--- THE INPUT ---
□ □ □ □ □

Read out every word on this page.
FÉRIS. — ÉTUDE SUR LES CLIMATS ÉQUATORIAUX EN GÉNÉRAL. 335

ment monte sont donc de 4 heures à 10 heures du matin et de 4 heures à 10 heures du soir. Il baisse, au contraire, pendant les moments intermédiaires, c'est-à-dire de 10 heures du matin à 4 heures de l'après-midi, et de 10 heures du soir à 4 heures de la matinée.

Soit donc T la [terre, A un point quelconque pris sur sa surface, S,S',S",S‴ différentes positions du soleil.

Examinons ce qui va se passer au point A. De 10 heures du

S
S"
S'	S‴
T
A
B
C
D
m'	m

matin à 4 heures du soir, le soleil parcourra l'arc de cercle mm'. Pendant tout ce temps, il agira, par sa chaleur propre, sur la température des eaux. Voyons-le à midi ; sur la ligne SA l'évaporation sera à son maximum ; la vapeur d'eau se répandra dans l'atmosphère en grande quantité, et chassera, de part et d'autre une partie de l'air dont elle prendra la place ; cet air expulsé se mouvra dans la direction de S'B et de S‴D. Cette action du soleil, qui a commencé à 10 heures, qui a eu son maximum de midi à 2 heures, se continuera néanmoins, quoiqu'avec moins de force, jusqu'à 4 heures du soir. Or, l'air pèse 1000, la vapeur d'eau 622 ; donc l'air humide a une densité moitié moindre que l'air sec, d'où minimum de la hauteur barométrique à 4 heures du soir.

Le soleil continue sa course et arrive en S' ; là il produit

□ □ □ □ □

--- SHORT EXERCISE ---
Repeat all of the records above exactly as written.

--- REPLY ---
Read out every word on this page.
FÉRIS. — ÉTUDE SUR LES CLIMATS ÉQUATORIAUX EN GÉNÉRAL. 335

ment monte sont donc de 4 heures à 10 heures du matin et de 4 heures à 10 heures du soir. Il baisse, au contraire, pendant les moments intermédiaires, c'est-à-dire de 10 heures du matin à 4 heures de l'après-midi, et de 10 heures du soir à 4 heures de la matinée.

Soit donc T la [terre, A un point quelconque pris sur sa surface, S,S',S",S‴ différentes positions du soleil.

Examinons ce qui va se passer au point A. De 10 heures du

S
S"
S'	S‴
T
A
B
C
D
m'	m

matin à 4 heures du soir, le soleil parcourra l'arc de cercle mm'. Pendant tout ce temps, il agira, par sa chaleur propre, sur la température des eaux. Voyons-le à midi ; sur la ligne SA l'évaporation sera à son maximum ; la vapeur d'eau se répandra dans l'atmosphère en grande quantité, et chassera, de part et d'autre une partie de l'air dont elle prendra la place ; cet air expulsé se mouvra dans la direction de S'B et de S‴D. Cette action du soleil, qui a commencé à 10 heures, qui a eu son maximum de midi à 2 heures, se continuera néanmoins, quoiqu'avec moins de force, jusqu'à 4 heures du soir. Or, l'air pèse 1000, la vapeur d'eau 622 ; donc l'air humide a une densité moitié moindre que l'air sec, d'où minimum de la hauteur barométrique à 4 heures du soir.

Le soleil continue sa course et arrive en S' ; là il produit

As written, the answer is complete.